* **WHAT YOU WILL DO**: Transcribe the records that follow exactly. Skip the pictures.

* **EXERCISE INPUT**:
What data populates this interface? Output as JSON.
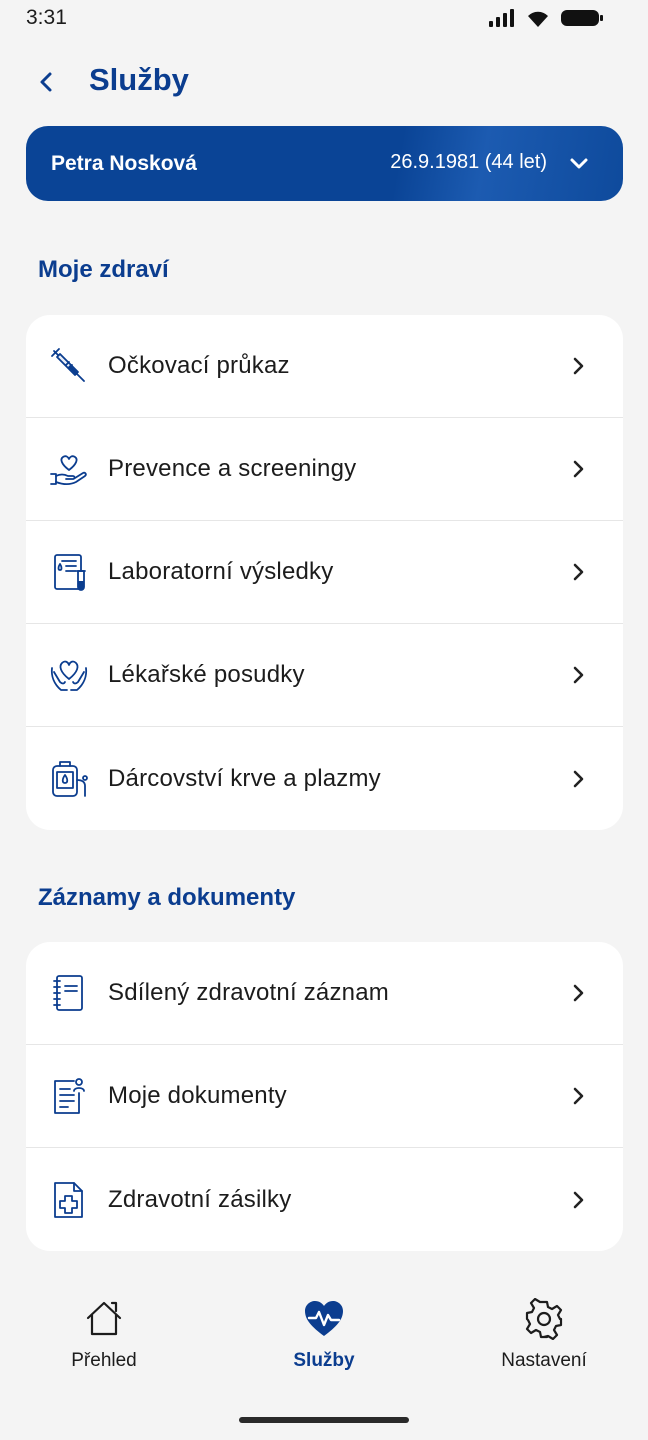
{
  "status_bar": {
    "time": "3:31"
  },
  "header": {
    "title": "Služby"
  },
  "patient": {
    "name": "Petra Nosková",
    "dob": "26.9.1981 (44 let)"
  },
  "sections": [
    {
      "title": "Moje zdraví",
      "items": [
        {
          "label": "Očkovací průkaz",
          "icon": "syringe-icon"
        },
        {
          "label": "Prevence a screeningy",
          "icon": "heart-hand-icon"
        },
        {
          "label": "Laboratorní výsledky",
          "icon": "lab-report-icon"
        },
        {
          "label": "Lékařské posudky",
          "icon": "heart-hands-icon"
        },
        {
          "label": "Dárcovství krve a plazmy",
          "icon": "blood-bag-icon"
        }
      ]
    },
    {
      "title": "Záznamy a dokumenty",
      "items": [
        {
          "label": "Sdílený zdravotní záznam",
          "icon": "notebook-icon"
        },
        {
          "label": "Moje dokumenty",
          "icon": "person-document-icon"
        },
        {
          "label": "Zdravotní zásilky",
          "icon": "medical-document-icon"
        }
      ]
    }
  ],
  "bottom_nav": [
    {
      "label": "Přehled",
      "icon": "home-icon",
      "active": false
    },
    {
      "label": "Služby",
      "icon": "heart-pulse-icon",
      "active": true
    },
    {
      "label": "Nastavení",
      "icon": "gear-icon",
      "active": false
    }
  ],
  "colors": {
    "primary": "#0b3d8f",
    "card_gradient_start": "#0a4496",
    "icon_blue": "#0b3d8f",
    "background": "#f4f4f4"
  }
}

* **TASK RESPONSE**:
What data populates this interface? Output as JSON.
{
  "status_bar": {
    "time": "3:31"
  },
  "header": {
    "title": "Služby"
  },
  "patient": {
    "name": "Petra Nosková",
    "dob": "26.9.1981 (44 let)"
  },
  "sections": [
    {
      "title": "Moje zdraví",
      "items": [
        {
          "label": "Očkovací průkaz",
          "icon": "syringe-icon"
        },
        {
          "label": "Prevence a screeningy",
          "icon": "heart-hand-icon"
        },
        {
          "label": "Laboratorní výsledky",
          "icon": "lab-report-icon"
        },
        {
          "label": "Lékařské posudky",
          "icon": "heart-hands-icon"
        },
        {
          "label": "Dárcovství krve a plazmy",
          "icon": "blood-bag-icon"
        }
      ]
    },
    {
      "title": "Záznamy a dokumenty",
      "items": [
        {
          "label": "Sdílený zdravotní záznam",
          "icon": "notebook-icon"
        },
        {
          "label": "Moje dokumenty",
          "icon": "person-document-icon"
        },
        {
          "label": "Zdravotní zásilky",
          "icon": "medical-document-icon"
        }
      ]
    }
  ],
  "bottom_nav": [
    {
      "label": "Přehled",
      "icon": "home-icon",
      "active": false
    },
    {
      "label": "Služby",
      "icon": "heart-pulse-icon",
      "active": true
    },
    {
      "label": "Nastavení",
      "icon": "gear-icon",
      "active": false
    }
  ],
  "colors": {
    "primary": "#0b3d8f",
    "card_gradient_start": "#0a4496",
    "icon_blue": "#0b3d8f",
    "background": "#f4f4f4"
  }
}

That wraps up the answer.